Write out the full set of records exactly. Any pictures in them do not belong in the copy.

>> Begin Extracted material

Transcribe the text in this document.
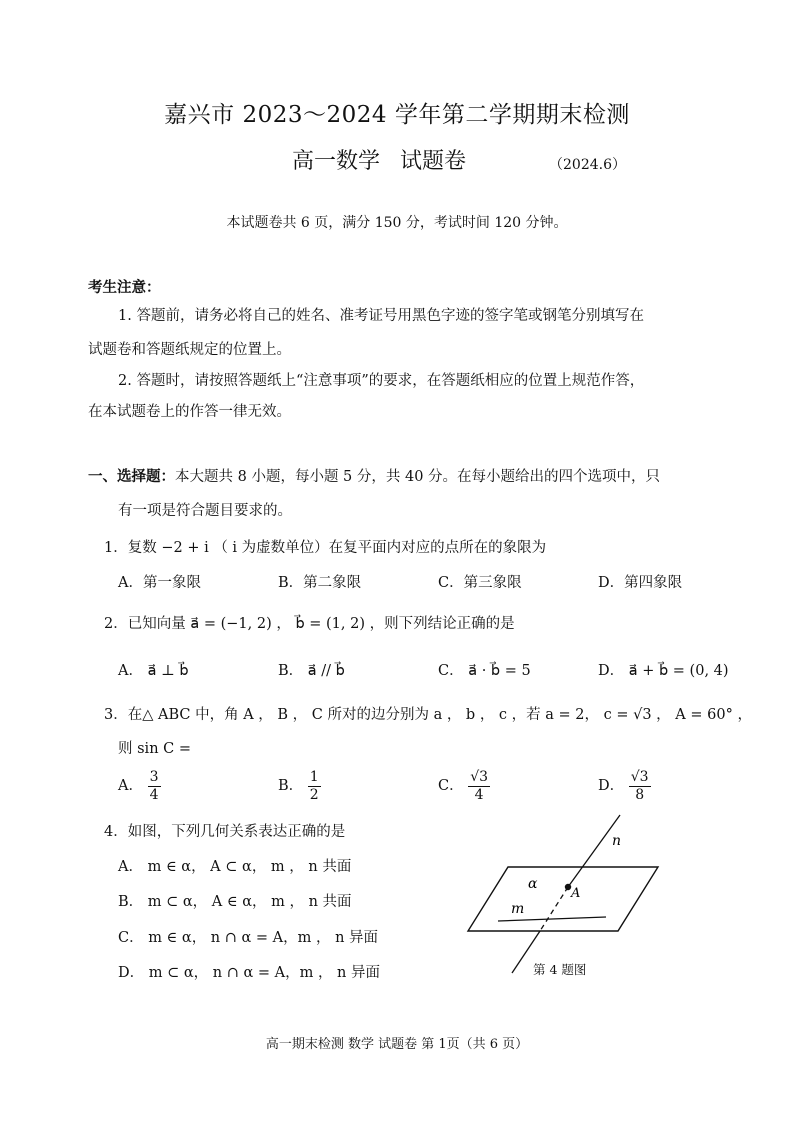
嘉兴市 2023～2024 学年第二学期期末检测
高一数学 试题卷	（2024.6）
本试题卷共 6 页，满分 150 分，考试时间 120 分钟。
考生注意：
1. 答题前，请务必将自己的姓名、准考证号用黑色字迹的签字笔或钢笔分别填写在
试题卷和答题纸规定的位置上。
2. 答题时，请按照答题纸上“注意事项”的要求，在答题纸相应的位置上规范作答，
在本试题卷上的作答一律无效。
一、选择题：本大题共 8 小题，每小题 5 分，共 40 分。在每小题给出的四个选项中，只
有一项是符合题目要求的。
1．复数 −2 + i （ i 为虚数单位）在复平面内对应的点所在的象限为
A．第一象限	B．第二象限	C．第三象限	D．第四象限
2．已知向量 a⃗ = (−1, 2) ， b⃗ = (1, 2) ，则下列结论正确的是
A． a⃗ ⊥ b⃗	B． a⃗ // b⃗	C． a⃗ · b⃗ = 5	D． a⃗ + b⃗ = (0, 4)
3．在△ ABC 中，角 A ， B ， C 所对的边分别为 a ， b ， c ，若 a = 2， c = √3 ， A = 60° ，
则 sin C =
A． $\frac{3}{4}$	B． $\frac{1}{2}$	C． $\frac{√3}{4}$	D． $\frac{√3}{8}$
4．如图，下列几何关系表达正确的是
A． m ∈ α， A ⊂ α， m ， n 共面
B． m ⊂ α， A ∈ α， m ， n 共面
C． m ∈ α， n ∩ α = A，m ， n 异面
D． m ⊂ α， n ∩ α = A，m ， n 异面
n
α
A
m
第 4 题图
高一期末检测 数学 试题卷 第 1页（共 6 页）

>> End Extracted material

= Answer for this exercise =
Transcribe the text in this document.
嘉兴市 2023～2024 学年第二学期期末检测
高一数学 试题卷	（2024.6）
本试题卷共 6 页，满分 150 分，考试时间 120 分钟。
考生注意：
1. 答题前，请务必将自己的姓名、准考证号用黑色字迹的签字笔或钢笔分别填写在
试题卷和答题纸规定的位置上。
2. 答题时，请按照答题纸上“注意事项”的要求，在答题纸相应的位置上规范作答，
在本试题卷上的作答一律无效。
一、选择题：本大题共 8 小题，每小题 5 分，共 40 分。在每小题给出的四个选项中，只
有一项是符合题目要求的。
1．复数 −2 + i （ i 为虚数单位）在复平面内对应的点所在的象限为
A．第一象限	B．第二象限	C．第三象限	D．第四象限
2．已知向量 a⃗ = (−1, 2) ， b⃗ = (1, 2) ，则下列结论正确的是
A． a⃗ ⊥ b⃗	B． a⃗ // b⃗	C． a⃗ · b⃗ = 5	D． a⃗ + b⃗ = (0, 4)
3．在△ ABC 中，角 A ， B ， C 所对的边分别为 a ， b ， c ，若 a = 2， c = √3 ， A = 60° ，
则 sin C =
A． $\frac{3}{4}$	B． $\frac{1}{2}$	C． $\frac{√3}{4}$	D． $\frac{√3}{8}$
4．如图，下列几何关系表达正确的是
A． m ∈ α， A ⊂ α， m ， n 共面
B． m ⊂ α， A ∈ α， m ， n 共面
C． m ∈ α， n ∩ α = A，m ， n 异面
D． m ⊂ α， n ∩ α = A，m ， n 异面
n
α
A
m
第 4 题图
高一期末检测 数学 试题卷 第 1页（共 6 页）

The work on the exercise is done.